■ EXERCISE DETAILS ■
Write the records below out in full, character for character, with no pictures.

***** MATERIAL SUPPLIED *****

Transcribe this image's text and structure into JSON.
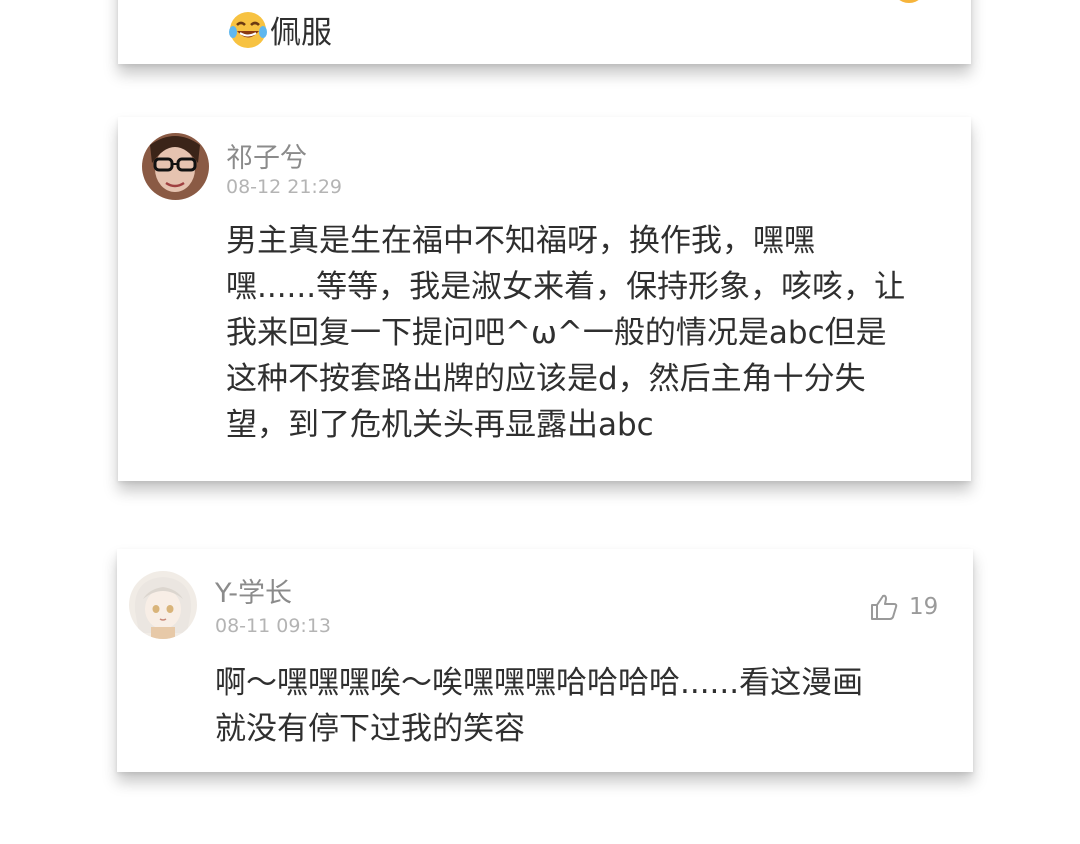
{
  "comments": [
    {
      "emoji": "laughing-tears-emoji",
      "text_line": "佩服"
    },
    {
      "username": "祁子兮",
      "timestamp": "08-12 21:29",
      "lines": [
        "男主真是生在福中不知福呀，换作我，嘿嘿",
        "嘿......等等，我是淑女来着，保持形象，咳咳，让",
        "我来回复一下提问吧^ω^一般的情况是abc但是",
        "这种不按套路出牌的应该是d，然后主角十分失",
        "望，到了危机关头再显露出abc"
      ]
    },
    {
      "username": "Y-学长",
      "timestamp": "08-11 09:13",
      "likes": "19",
      "like_icon": "thumbs-up-icon",
      "lines": [
        "啊～嘿嘿嘿唉～唉嘿嘿嘿哈哈哈哈......看这漫画",
        "就没有停下过我的笑容"
      ]
    }
  ]
}
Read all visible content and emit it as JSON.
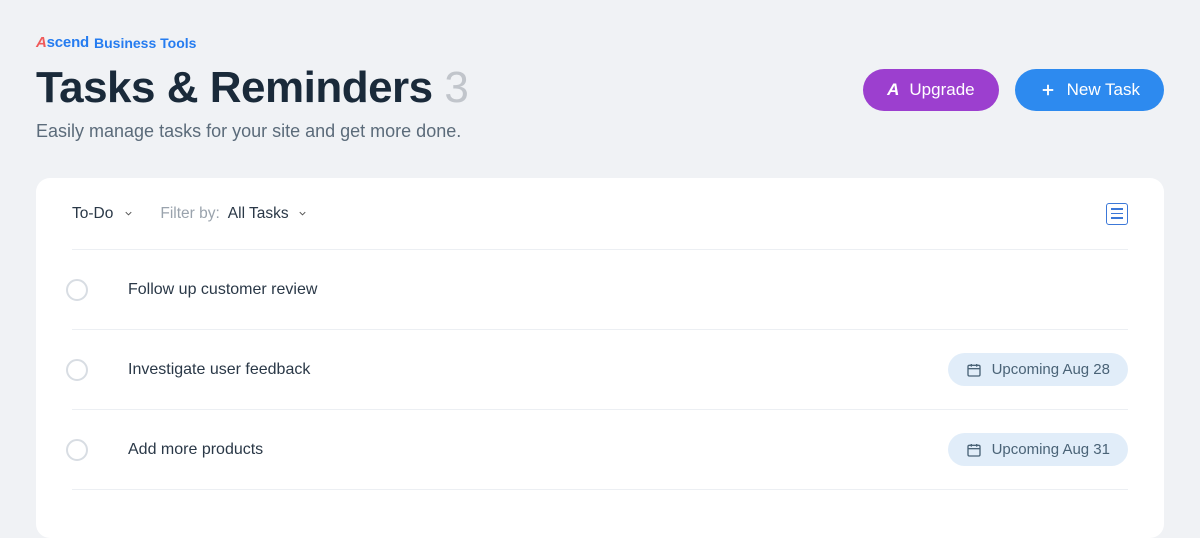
{
  "brand": {
    "name_first_letter": "A",
    "name_rest": "scend",
    "sub": "Business Tools"
  },
  "header": {
    "title": "Tasks & Reminders",
    "count": "3",
    "subtitle": "Easily manage tasks for your site and get more done.",
    "upgrade_label": "Upgrade",
    "new_task_label": "New Task"
  },
  "filters": {
    "status": "To-Do",
    "filter_by_label": "Filter by:",
    "filter_by_value": "All Tasks"
  },
  "tasks": [
    {
      "title": "Follow up customer review",
      "badge": null
    },
    {
      "title": "Investigate user feedback",
      "badge": "Upcoming Aug 28"
    },
    {
      "title": "Add more products",
      "badge": "Upcoming Aug 31"
    }
  ]
}
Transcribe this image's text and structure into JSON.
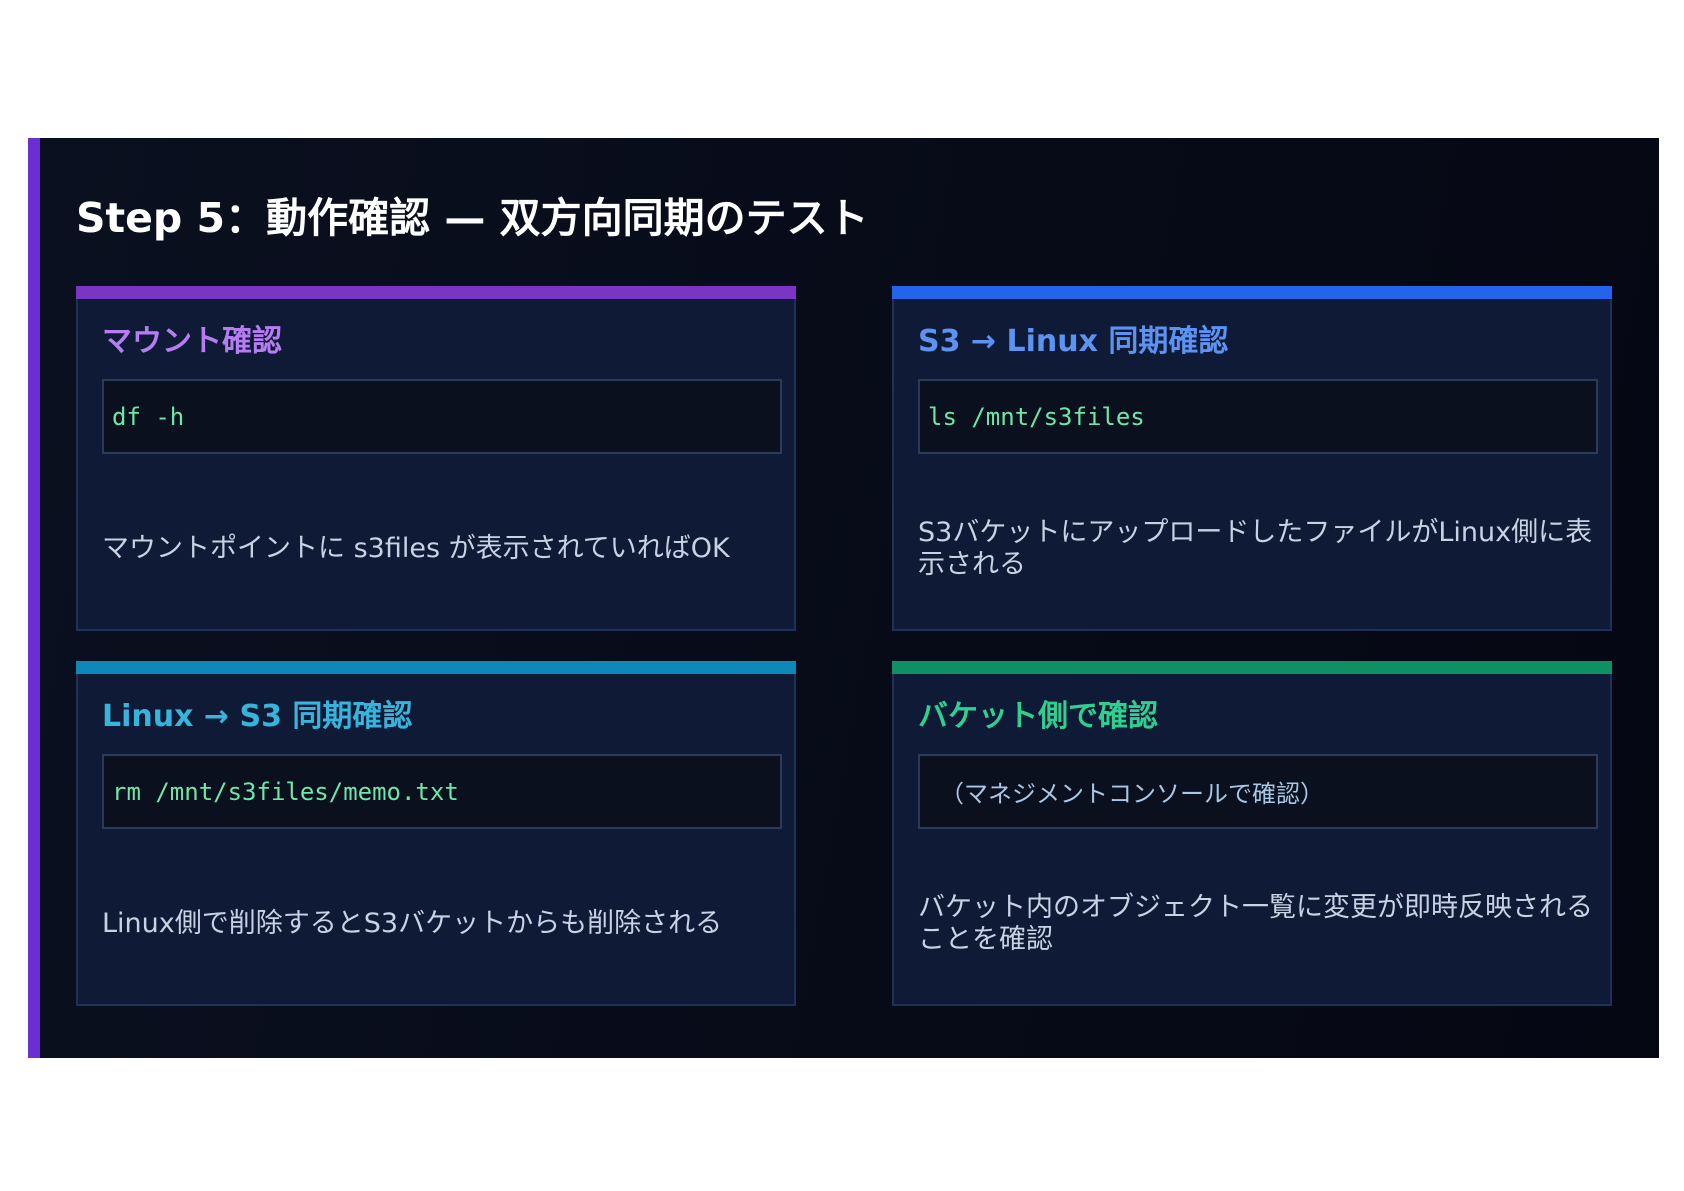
{
  "slide": {
    "title": "Step 5：動作確認 — 双方向同期のテスト",
    "accent_color": "#6a2fd0"
  },
  "cards": [
    {
      "heading": "マウント確認",
      "command": "df -h",
      "description": "マウントポイントに s3files が表示されていればOK",
      "accent_color": "#7b35c4",
      "heading_color": "#b67cf2"
    },
    {
      "heading": "S3 → Linux 同期確認",
      "command": "ls /mnt/s3files",
      "description": "S3バケットにアップロードしたファイルがLinux側に表示される",
      "accent_color": "#2563eb",
      "heading_color": "#5c93f2"
    },
    {
      "heading": "Linux → S3 同期確認",
      "command": "rm /mnt/s3files/memo.txt",
      "description": "Linux側で削除するとS3バケットからも削除される",
      "accent_color": "#0e88b8",
      "heading_color": "#37b3dc"
    },
    {
      "heading": "バケット側で確認",
      "command": "（マネジメントコンソールで確認）",
      "description": "バケット内のオブジェクト一覧に変更が即時反映されることを確認",
      "accent_color": "#0f8f64",
      "heading_color": "#2fcf8f"
    }
  ]
}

*****

■ FINAL ANSWER ■
Transcribe this image's text and structure into JSON.
{
  "comments": [
    {
      "emoji": "laughing-tears-emoji",
      "text_line": "佩服"
    },
    {
      "username": "祁子兮",
      "timestamp": "08-12 21:29",
      "lines": [
        "男主真是生在福中不知福呀，换作我，嘿嘿",
        "嘿......等等，我是淑女来着，保持形象，咳咳，让",
        "我来回复一下提问吧^ω^一般的情况是abc但是",
        "这种不按套路出牌的应该是d，然后主角十分失",
        "望，到了危机关头再显露出abc"
      ]
    },
    {
      "username": "Y-学长",
      "timestamp": "08-11 09:13",
      "likes": "19",
      "like_icon": "thumbs-up-icon",
      "lines": [
        "啊～嘿嘿嘿唉～唉嘿嘿嘿哈哈哈哈......看这漫画",
        "就没有停下过我的笑容"
      ]
    }
  ]
}
Read all visible content and emit it as JSON.
{
  "brand": {
    "name_first_letter": "A",
    "name_rest": "scend",
    "sub": "Business Tools"
  },
  "header": {
    "title": "Tasks & Reminders",
    "count": "3",
    "subtitle": "Easily manage tasks for your site and get more done.",
    "upgrade_label": "Upgrade",
    "new_task_label": "New Task"
  },
  "filters": {
    "status": "To-Do",
    "filter_by_label": "Filter by:",
    "filter_by_value": "All Tasks"
  },
  "tasks": [
    {
      "title": "Follow up customer review",
      "badge": null
    },
    {
      "title": "Investigate user feedback",
      "badge": "Upcoming Aug 28"
    },
    {
      "title": "Add more products",
      "badge": "Upcoming Aug 31"
    }
  ]
}
Transcribe this image's text and structure into JSON.
{
  "slide": {
    "title": "Step 5：動作確認 — 双方向同期のテスト",
    "accent_color": "#6a2fd0"
  },
  "cards": [
    {
      "heading": "マウント確認",
      "command": "df -h",
      "description": "マウントポイントに s3files が表示されていればOK",
      "accent_color": "#7b35c4",
      "heading_color": "#b67cf2"
    },
    {
      "heading": "S3 → Linux 同期確認",
      "command": "ls /mnt/s3files",
      "description": "S3バケットにアップロードしたファイルがLinux側に表示される",
      "accent_color": "#2563eb",
      "heading_color": "#5c93f2"
    },
    {
      "heading": "Linux → S3 同期確認",
      "command": "rm /mnt/s3files/memo.txt",
      "description": "Linux側で削除するとS3バケットからも削除される",
      "accent_color": "#0e88b8",
      "heading_color": "#37b3dc"
    },
    {
      "heading": "バケット側で確認",
      "command": "（マネジメントコンソールで確認）",
      "description": "バケット内のオブジェクト一覧に変更が即時反映されることを確認",
      "accent_color": "#0f8f64",
      "heading_color": "#2fcf8f"
    }
  ]
}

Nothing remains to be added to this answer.